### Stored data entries
=-=-=-=-=

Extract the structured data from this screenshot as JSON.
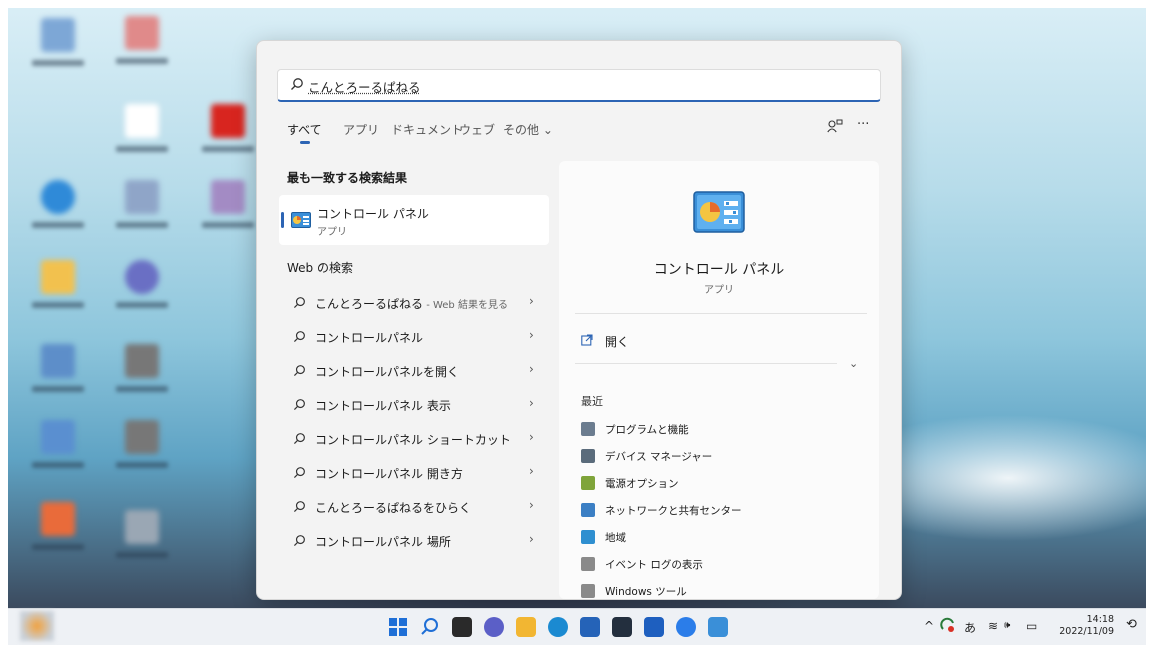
{
  "search": {
    "query": "こんとろーるぱねる"
  },
  "tabs": [
    {
      "label": "すべて"
    },
    {
      "label": "アプリ"
    },
    {
      "label": "ドキュメント"
    },
    {
      "label": "ウェブ"
    },
    {
      "label": "その他 ⌄"
    }
  ],
  "toolbar": {
    "account_icon": "account-icon",
    "more_label": "···"
  },
  "best_match": {
    "title": "最も一致する検索結果",
    "name": "コントロール パネル",
    "type": "アプリ"
  },
  "web": {
    "title": "Web の検索",
    "items": [
      {
        "text": "こんとろーるぱねる",
        "suffix": " - Web 結果を見る"
      },
      {
        "text": "コントロールパネル",
        "suffix": ""
      },
      {
        "text": "コントロールパネルを開く",
        "suffix": ""
      },
      {
        "text": "コントロールパネル 表示",
        "suffix": ""
      },
      {
        "text": "コントロールパネル ショートカット",
        "suffix": ""
      },
      {
        "text": "コントロールパネル 開き方",
        "suffix": ""
      },
      {
        "text": "こんとろーるぱねるをひらく",
        "suffix": ""
      },
      {
        "text": "コントロールパネル 場所",
        "suffix": ""
      }
    ],
    "chevron": "›"
  },
  "detail": {
    "name": "コントロール パネル",
    "type": "アプリ",
    "open_label": "開く",
    "expand_label": "⌄",
    "recent_label": "最近",
    "recent": [
      {
        "label": "プログラムと機能",
        "icon": "programs-icon",
        "color": "#6b7c8f"
      },
      {
        "label": "デバイス マネージャー",
        "icon": "device-manager-icon",
        "color": "#5a6b7b"
      },
      {
        "label": "電源オプション",
        "icon": "power-options-icon",
        "color": "#7fa43a"
      },
      {
        "label": "ネットワークと共有センター",
        "icon": "network-icon",
        "color": "#3b7fc4"
      },
      {
        "label": "地域",
        "icon": "region-icon",
        "color": "#2f8fd0"
      },
      {
        "label": "イベント ログの表示",
        "icon": "event-log-icon",
        "color": "#8a8a8a"
      },
      {
        "label": "Windows ツール",
        "icon": "windows-tools-icon",
        "color": "#8a8a8a"
      }
    ]
  },
  "taskbar": {
    "apps": [
      {
        "name": "start-button",
        "color": "#1f6fd6"
      },
      {
        "name": "search-button",
        "color": "#1f6fd6"
      },
      {
        "name": "task-view-button",
        "color": "#2a2a2a"
      },
      {
        "name": "chat-button",
        "color": "#5b5fc7"
      },
      {
        "name": "file-explorer-button",
        "color": "#f2b632"
      },
      {
        "name": "edge-button",
        "color": "#1b8ad1"
      },
      {
        "name": "store-button",
        "color": "#2563b8"
      },
      {
        "name": "amazon-button",
        "color": "#232f3e"
      },
      {
        "name": "app-blue-button",
        "color": "#1e5fbf"
      },
      {
        "name": "tips-button",
        "color": "#2b7de9"
      },
      {
        "name": "control-panel-button",
        "color": "#3a8fd8"
      }
    ],
    "tray": {
      "chevron": "^",
      "ime": "あ",
      "wifi": "≋",
      "volume": "🕪",
      "battery": "▭"
    },
    "time": "14:18",
    "date": "2022/11/09",
    "notification": "⟲"
  }
}
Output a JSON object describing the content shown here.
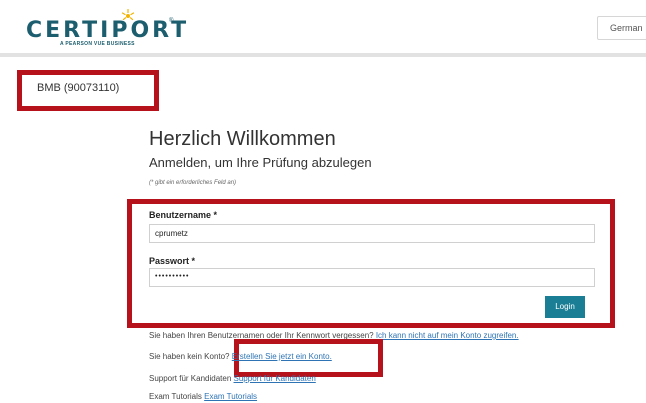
{
  "header": {
    "logo_text": "CERTIPORT",
    "logo_tagline": "A PEARSON VUE BUSINESS",
    "logo_tm": "®",
    "language": "German"
  },
  "org": {
    "code": "BMB (90073110)"
  },
  "login": {
    "title": "Herzlich Willkommen",
    "subtitle": "Anmelden, um Ihre Prüfung abzulegen",
    "required_note": "(* gibt ein erforderliches Feld an)",
    "username_label": "Benutzername *",
    "username_value": "cprumetz",
    "password_label": "Passwort *",
    "password_value": "••••••••••",
    "login_button": "Login"
  },
  "help": {
    "forgot_text": "Sie haben Ihren Benutzernamen oder Ihr Kennwort vergessen?",
    "forgot_link": "Ich kann nicht auf mein Konto zugreifen.",
    "no_account_text": "Sie haben kein Konto?",
    "create_link": "Erstellen Sie jetzt ein Konto.",
    "support_text": "Support für Kandidaten",
    "support_link": "Support für Kandidaten",
    "tutorials_text": "Exam Tutorials",
    "tutorials_link": "Exam Tutorials"
  },
  "colors": {
    "brand": "#1c5d6e",
    "highlight": "#b5121b",
    "button": "#1a7f95",
    "link": "#2e74b5"
  }
}
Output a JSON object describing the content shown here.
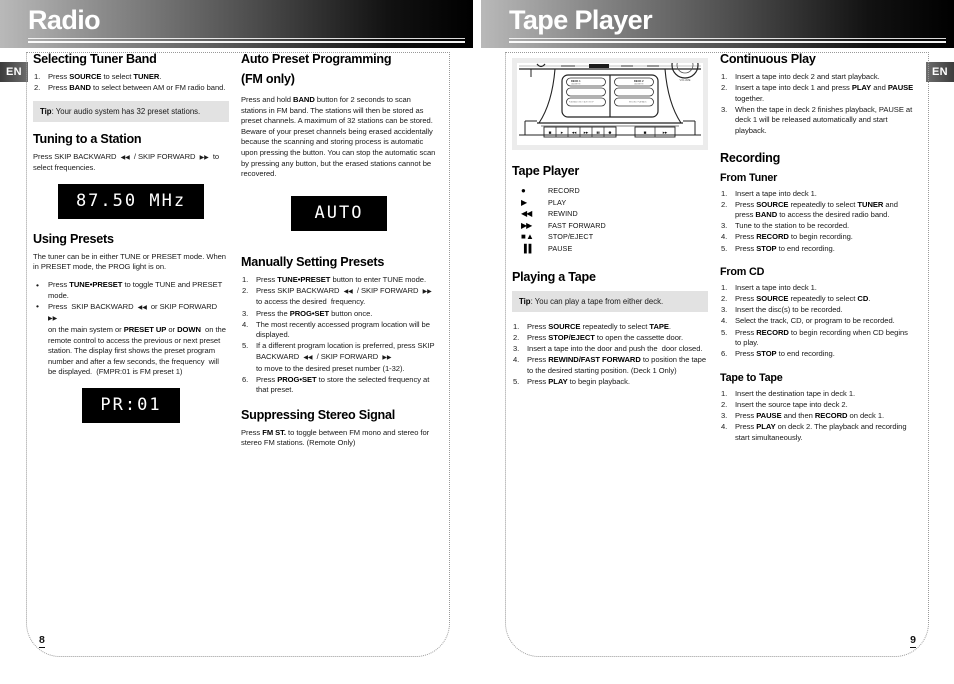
{
  "left_page": {
    "banner_title": "Radio",
    "lang_tab": "EN",
    "page_number": "8",
    "col_a": {
      "selecting_tuner_band": {
        "heading": "Selecting Tuner Band",
        "steps": [
          "Press SOURCE to select TUNER.",
          "Press BAND to select between AM or FM radio band."
        ],
        "tip_label": "Tip",
        "tip_text": ": Your audio system has 32 preset stations."
      },
      "tuning_to_a_station": {
        "heading": "Tuning to a Station",
        "body": "Press SKIP BACKWARD ◀◀ / SKIP FORWARD ▶▶ to select frequencies.",
        "lcd": "87.50 MHz"
      },
      "using_presets": {
        "heading": "Using Presets",
        "body": "The tuner can be in either TUNE or PRESET mode. When in PRESET mode, the PROG light is on.",
        "bullets": [
          "Press TUNE•PRESET to toggle TUNE and PRESET mode.",
          "Press SKIP BACKWARD ◀◀ or SKIP FORWARD ▶▶ on the main system or PRESET UP or DOWN on the remote control to access the previous or next preset station. The display first shows the preset program number and after a few seconds, the frequency will be displayed. (FMPR:01 is FM preset 1)"
        ],
        "lcd": "PR:01"
      }
    },
    "col_b": {
      "auto_preset_programming": {
        "heading": "Auto Preset Programming",
        "subheading": "(FM only)",
        "body": "Press and hold BAND button for 2 seconds to scan stations in FM band. The stations will then be stored as preset channels. A maximum of 32 stations can be stored. Beware of your preset channels being erased accidentally because the scanning and storing process is automatic upon pressing the button. You can stop the automatic scan by pressing any button, but the erased stations cannot be recovered.",
        "lcd": "AUTO"
      },
      "manually_setting_presets": {
        "heading": "Manually Setting Presets",
        "steps": [
          "Press TUNE•PRESET button to enter TUNE mode.",
          "Press SKIP BACKWARD ◀◀ / SKIP FORWARD ▶▶ to access the desired  frequency.",
          "Press the PROG•SET button once.",
          "The most recently accessed program location will be displayed.",
          "If a different program location is preferred, press SKIP BACKWARD ◀◀ / SKIP FORWARD ▶▶ to move to the desired preset number (1-32).",
          "Press PROG•SET to store the selected frequency at that preset."
        ]
      },
      "suppressing_stereo_signal": {
        "heading": "Suppressing Stereo Signal",
        "body": "Press FM ST. to toggle between FM mono and stereo for stereo FM stations. (Remote Only)"
      }
    }
  },
  "right_page": {
    "banner_title": "Tape Player",
    "lang_tab": "EN",
    "page_number": "9",
    "col_a": {
      "device_image_alt": "tape-deck-controls-illustration",
      "tape_player": {
        "heading": "Tape Player",
        "legend": [
          {
            "glyph": "●",
            "label": "RECORD"
          },
          {
            "glyph": "▶",
            "label": "PLAY"
          },
          {
            "glyph": "◀◀",
            "label": "REWIND"
          },
          {
            "glyph": "▶▶",
            "label": "FAST FORWARD"
          },
          {
            "glyph": "■ ▲",
            "label": "STOP/EJECT"
          },
          {
            "glyph": "▐▐",
            "label": "PAUSE"
          }
        ]
      },
      "playing_a_tape": {
        "heading": "Playing a Tape",
        "tip_label": "Tip",
        "tip_text": ": You can play a tape from either deck.",
        "steps": [
          "Press SOURCE repeatedly to select TAPE.",
          "Press STOP/EJECT to open the cassette door.",
          "Insert a tape into the door and push the  door closed.",
          "Press REWIND/FAST FORWARD to position the tape to the desired starting position. (Deck 1 Only)",
          "Press PLAY to begin playback."
        ]
      }
    },
    "col_b": {
      "continuous_play": {
        "heading": "Continuous Play",
        "steps": [
          "Insert a tape into deck 2 and start playback.",
          "Insert a tape into deck 1 and press PLAY and PAUSE together.",
          "When the tape in deck 2 finishes playback, PAUSE at deck 1 will be released automatically and start playback."
        ]
      },
      "recording": {
        "heading": "Recording",
        "from_tuner": {
          "subheading": "From Tuner",
          "steps": [
            "Insert a tape into deck 1.",
            "Press SOURCE repeatedly to select TUNER and press BAND to access the desired radio band.",
            "Tune to the station to be recorded.",
            "Press RECORD to begin recording.",
            "Press STOP to end recording."
          ]
        },
        "from_cd": {
          "subheading": "From CD",
          "steps": [
            "Insert a tape into deck 1.",
            "Press SOURCE repeatedly to select CD.",
            "Insert the disc(s) to be recorded.",
            "Select the track, CD, or program to be recorded.",
            "Press RECORD to begin recording when CD begins to play.",
            "Press STOP to end recording."
          ]
        },
        "tape_to_tape": {
          "subheading": "Tape to Tape",
          "steps": [
            "Insert the destination tape in deck 1.",
            "Insert the source tape into deck 2.",
            "Press PAUSE and then RECORD on deck 1.",
            "Press PLAY on deck 2. The playback and recording start simultaneously."
          ]
        }
      }
    }
  },
  "colors": {
    "banner_start": "#b9b9b9",
    "banner_end": "#000000",
    "tip_bg": "#e2e2e2",
    "lcd_bg": "#000000",
    "lcd_text": "#ffffff",
    "device_bg": "#ececec",
    "dotted_border": "#999999"
  }
}
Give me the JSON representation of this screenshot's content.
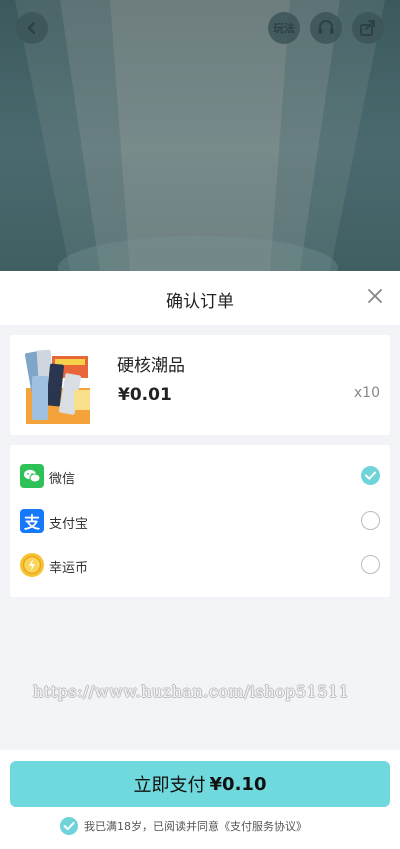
{
  "header": {
    "rules_label": "玩法"
  },
  "order": {
    "title": "确认订单"
  },
  "product": {
    "name": "硬核潮品",
    "price": "¥0.01",
    "quantity": "x10"
  },
  "payment_methods": [
    {
      "label": "微信",
      "icon": "wechat-pay-icon",
      "selected": true
    },
    {
      "label": "支付宝",
      "icon": "alipay-icon",
      "selected": false
    },
    {
      "label": "幸运币",
      "icon": "lucky-coin-icon",
      "selected": false
    }
  ],
  "watermark": "https://www.huzhan.com/ishop51511",
  "footer": {
    "pay_label": "立即支付",
    "pay_amount": "¥0.10",
    "agreement_text": "我已满18岁，已阅读并同意《支付服务协议》"
  },
  "colors": {
    "accent": "#6fd9de",
    "header_bg": "#4a6a6f"
  }
}
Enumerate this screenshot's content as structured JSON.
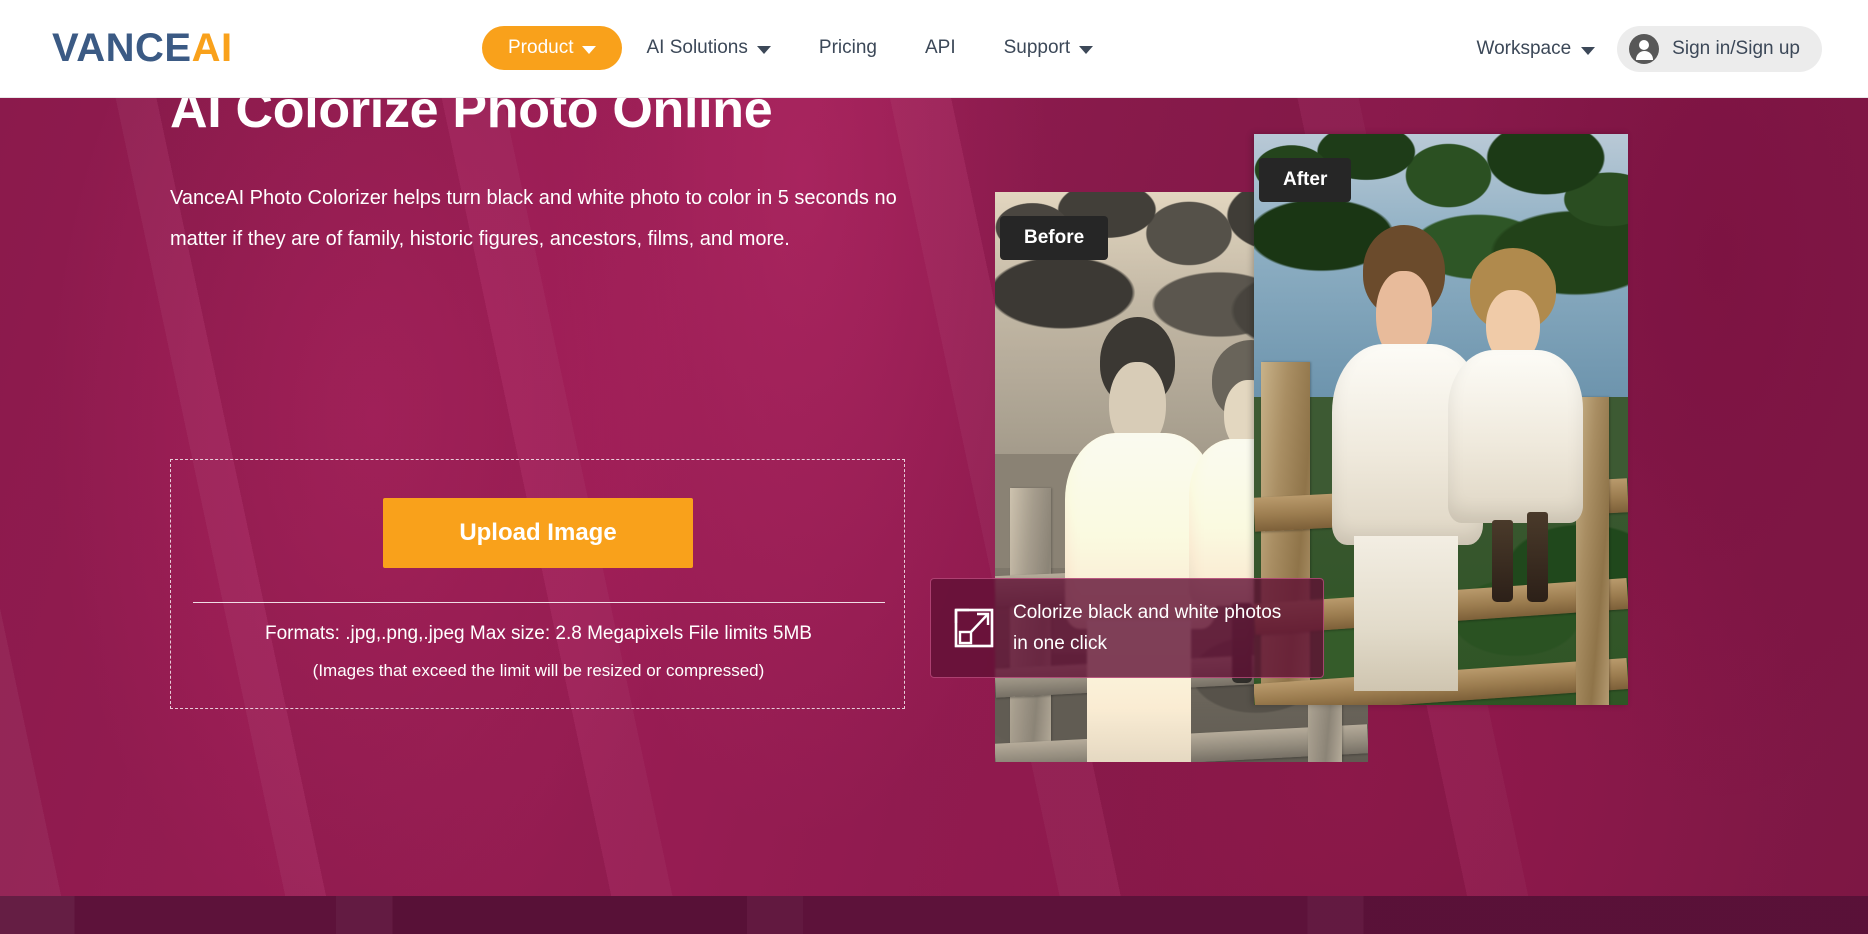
{
  "header": {
    "logo": {
      "part1": "VANCE",
      "part2": "AI"
    },
    "nav": [
      {
        "label": "Product",
        "has_caret": true,
        "active": true
      },
      {
        "label": "AI Solutions",
        "has_caret": true,
        "active": false
      },
      {
        "label": "Pricing",
        "has_caret": false,
        "active": false
      },
      {
        "label": "API",
        "has_caret": false,
        "active": false
      },
      {
        "label": "Support",
        "has_caret": true,
        "active": false
      }
    ],
    "workspace_label": "Workspace",
    "signin_label": "Sign in/Sign up",
    "accent_color": "#f9a11b",
    "nav_text_color": "#3c4858"
  },
  "hero": {
    "title": "AI Colorize Photo Online",
    "description": "VanceAI Photo Colorizer helps turn black and white photo to color in 5 seconds no matter if they are of family, historic figures, ancestors, films, and more.",
    "background_color": "#8e1b4e",
    "band_color": "#5d123a"
  },
  "upload": {
    "button_label": "Upload Image",
    "formats_line": "Formats: .jpg,.png,.jpeg Max size: 2.8 Megapixels File limits 5MB",
    "note_line": "(Images that exceed the limit will be resized or compressed)",
    "button_color": "#f9a11b"
  },
  "comparison": {
    "before_label": "Before",
    "after_label": "After",
    "label_bg": "#262626"
  },
  "callout": {
    "text": "Colorize black and white photos in one click",
    "icon": "expand-arrow-icon",
    "border_color": "#ff78b4"
  }
}
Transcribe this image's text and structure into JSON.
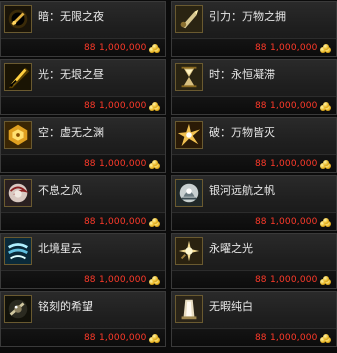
{
  "items": [
    {
      "name": "暗：无限之夜",
      "level": "88",
      "price": "1,000,000",
      "icon": "dark-orb-icon",
      "tone": "#3a2a0a"
    },
    {
      "name": "引力：万物之拥",
      "level": "88",
      "price": "1,000,000",
      "icon": "gravity-arrow-icon",
      "tone": "#5a4a20"
    },
    {
      "name": "光：无垠之昼",
      "level": "88",
      "price": "1,000,000",
      "icon": "light-slash-icon",
      "tone": "#4a3a08"
    },
    {
      "name": "时：永恒凝滞",
      "level": "88",
      "price": "1,000,000",
      "icon": "time-hourglass-icon",
      "tone": "#5a4a20"
    },
    {
      "name": "空：虚无之渊",
      "level": "88",
      "price": "1,000,000",
      "icon": "void-hex-icon",
      "tone": "#6a4a08"
    },
    {
      "name": "破：万物皆灭",
      "level": "88",
      "price": "1,000,000",
      "icon": "break-burst-icon",
      "tone": "#6a4a18"
    },
    {
      "name": "不息之风",
      "level": "88",
      "price": "1,000,000",
      "icon": "wind-swirl-icon",
      "tone": "#3a2a2a"
    },
    {
      "name": "银河远航之帆",
      "level": "88",
      "price": "1,000,000",
      "icon": "galaxy-sail-icon",
      "tone": "#2a3a3a"
    },
    {
      "name": "北境星云",
      "level": "88",
      "price": "1,000,000",
      "icon": "nebula-gust-icon",
      "tone": "#1a3a4a"
    },
    {
      "name": "永曜之光",
      "level": "88",
      "price": "1,000,000",
      "icon": "radiant-sun-icon",
      "tone": "#5a4a18"
    },
    {
      "name": "铭刻的希望",
      "level": "88",
      "price": "1,000,000",
      "icon": "hope-stone-icon",
      "tone": "#2a2a1a"
    },
    {
      "name": "无暇纯白",
      "level": "88",
      "price": "1,000,000",
      "icon": "white-crest-icon",
      "tone": "#5a4a28"
    }
  ]
}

=-=-=-=-=

### DESCRIPTION OF THE TASK
Pick out the lines that include the word "Kandidaten" and write them out.

### COMPLETED TASK
    "support_text": "Support für Kandidaten",
    "support_link": "Support für Kandidaten",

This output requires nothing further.